:: Data shown ::

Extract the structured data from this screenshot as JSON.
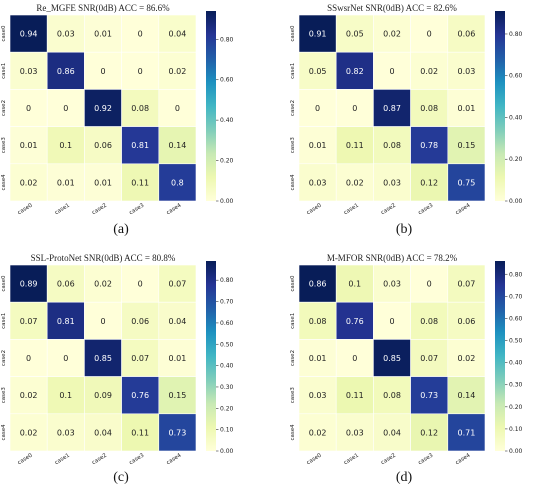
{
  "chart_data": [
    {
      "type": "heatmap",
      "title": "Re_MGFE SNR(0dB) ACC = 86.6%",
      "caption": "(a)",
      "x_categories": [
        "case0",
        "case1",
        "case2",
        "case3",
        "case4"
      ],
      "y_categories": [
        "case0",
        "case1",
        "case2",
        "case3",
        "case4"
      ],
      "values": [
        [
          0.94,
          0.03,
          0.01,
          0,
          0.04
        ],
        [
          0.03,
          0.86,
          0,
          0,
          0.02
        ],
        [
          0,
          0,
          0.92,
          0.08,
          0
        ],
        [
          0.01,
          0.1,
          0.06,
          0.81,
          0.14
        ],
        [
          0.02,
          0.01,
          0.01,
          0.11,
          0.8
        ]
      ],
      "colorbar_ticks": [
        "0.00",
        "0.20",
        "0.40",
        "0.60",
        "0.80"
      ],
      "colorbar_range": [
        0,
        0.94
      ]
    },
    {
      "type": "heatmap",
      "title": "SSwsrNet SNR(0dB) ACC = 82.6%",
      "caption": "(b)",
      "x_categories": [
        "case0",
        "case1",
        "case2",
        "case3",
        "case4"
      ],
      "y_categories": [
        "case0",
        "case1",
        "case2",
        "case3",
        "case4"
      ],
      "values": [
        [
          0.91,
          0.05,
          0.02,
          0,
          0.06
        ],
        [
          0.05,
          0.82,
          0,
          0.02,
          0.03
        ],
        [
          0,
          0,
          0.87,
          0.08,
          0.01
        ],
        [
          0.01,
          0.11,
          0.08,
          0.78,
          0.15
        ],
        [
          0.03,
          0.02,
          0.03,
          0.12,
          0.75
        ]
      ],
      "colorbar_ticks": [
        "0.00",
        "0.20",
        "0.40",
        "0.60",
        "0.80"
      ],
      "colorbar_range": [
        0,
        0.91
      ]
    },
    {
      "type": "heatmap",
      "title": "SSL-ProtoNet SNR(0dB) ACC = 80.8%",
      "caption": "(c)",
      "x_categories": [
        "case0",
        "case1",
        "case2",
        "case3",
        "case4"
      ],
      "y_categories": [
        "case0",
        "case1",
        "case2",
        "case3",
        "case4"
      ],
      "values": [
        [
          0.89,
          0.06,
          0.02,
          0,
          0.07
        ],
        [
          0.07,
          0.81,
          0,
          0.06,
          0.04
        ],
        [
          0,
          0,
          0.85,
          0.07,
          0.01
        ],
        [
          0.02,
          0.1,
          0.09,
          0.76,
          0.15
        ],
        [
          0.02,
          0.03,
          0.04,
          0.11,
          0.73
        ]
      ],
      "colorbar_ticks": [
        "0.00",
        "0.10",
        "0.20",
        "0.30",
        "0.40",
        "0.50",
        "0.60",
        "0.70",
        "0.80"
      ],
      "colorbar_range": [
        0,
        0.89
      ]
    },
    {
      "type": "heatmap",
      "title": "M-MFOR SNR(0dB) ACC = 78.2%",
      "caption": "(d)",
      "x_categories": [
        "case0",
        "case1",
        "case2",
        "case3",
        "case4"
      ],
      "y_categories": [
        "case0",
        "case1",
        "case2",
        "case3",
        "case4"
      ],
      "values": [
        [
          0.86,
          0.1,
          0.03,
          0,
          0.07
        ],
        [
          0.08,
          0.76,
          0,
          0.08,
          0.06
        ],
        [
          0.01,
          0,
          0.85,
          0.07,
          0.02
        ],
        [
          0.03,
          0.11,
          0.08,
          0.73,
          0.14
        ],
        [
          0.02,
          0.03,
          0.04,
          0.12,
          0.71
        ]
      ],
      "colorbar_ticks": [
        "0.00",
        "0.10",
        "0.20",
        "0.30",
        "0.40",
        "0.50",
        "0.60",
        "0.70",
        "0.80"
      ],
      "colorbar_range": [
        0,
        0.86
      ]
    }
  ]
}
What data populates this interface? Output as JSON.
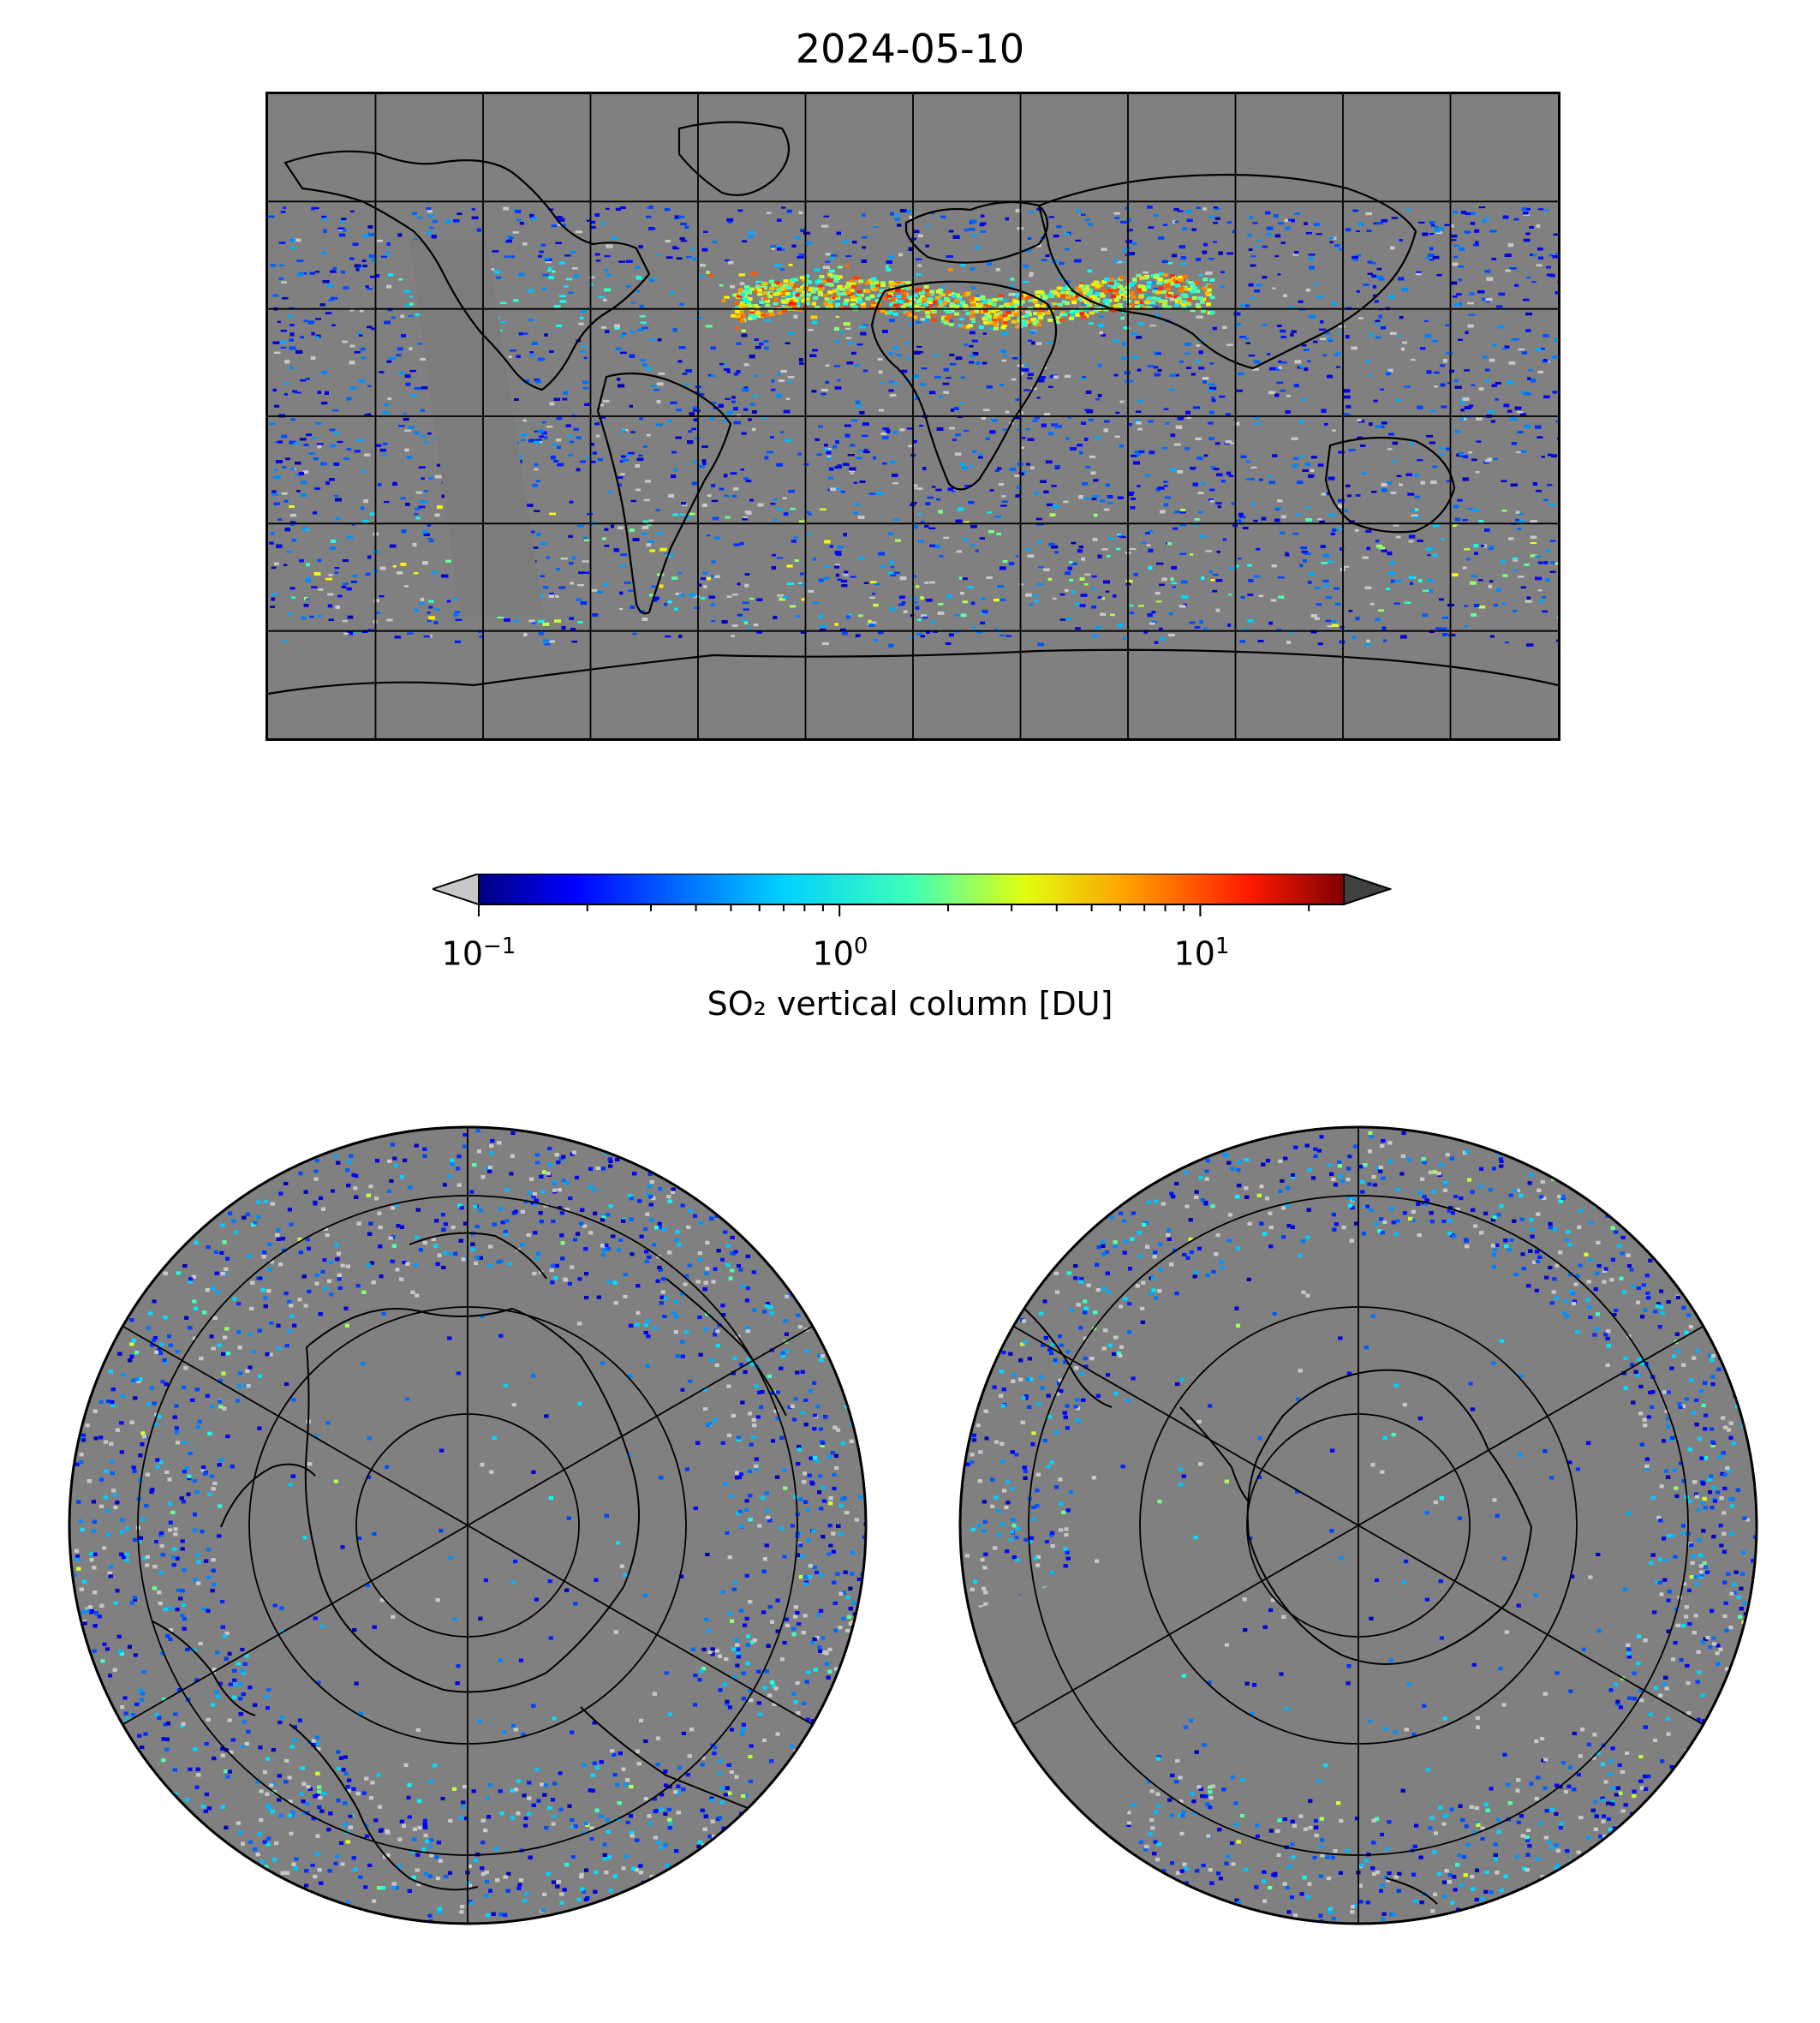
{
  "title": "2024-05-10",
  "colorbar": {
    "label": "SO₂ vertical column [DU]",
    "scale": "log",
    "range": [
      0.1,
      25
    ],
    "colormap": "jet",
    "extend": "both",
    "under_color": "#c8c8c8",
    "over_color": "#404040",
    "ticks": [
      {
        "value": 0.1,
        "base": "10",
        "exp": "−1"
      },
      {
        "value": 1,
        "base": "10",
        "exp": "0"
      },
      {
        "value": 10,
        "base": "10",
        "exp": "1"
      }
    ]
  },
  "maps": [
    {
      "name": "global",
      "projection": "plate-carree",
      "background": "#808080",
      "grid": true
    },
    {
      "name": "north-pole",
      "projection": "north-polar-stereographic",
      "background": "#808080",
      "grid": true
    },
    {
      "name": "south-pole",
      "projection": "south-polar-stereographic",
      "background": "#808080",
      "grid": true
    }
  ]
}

:::

→ **Goal of the exercise**
Write down every line of the data above that includes the string "north".

→ **Solution to this problem**
      "name": "north-pole",
      "projection": "north-polar-stereographic",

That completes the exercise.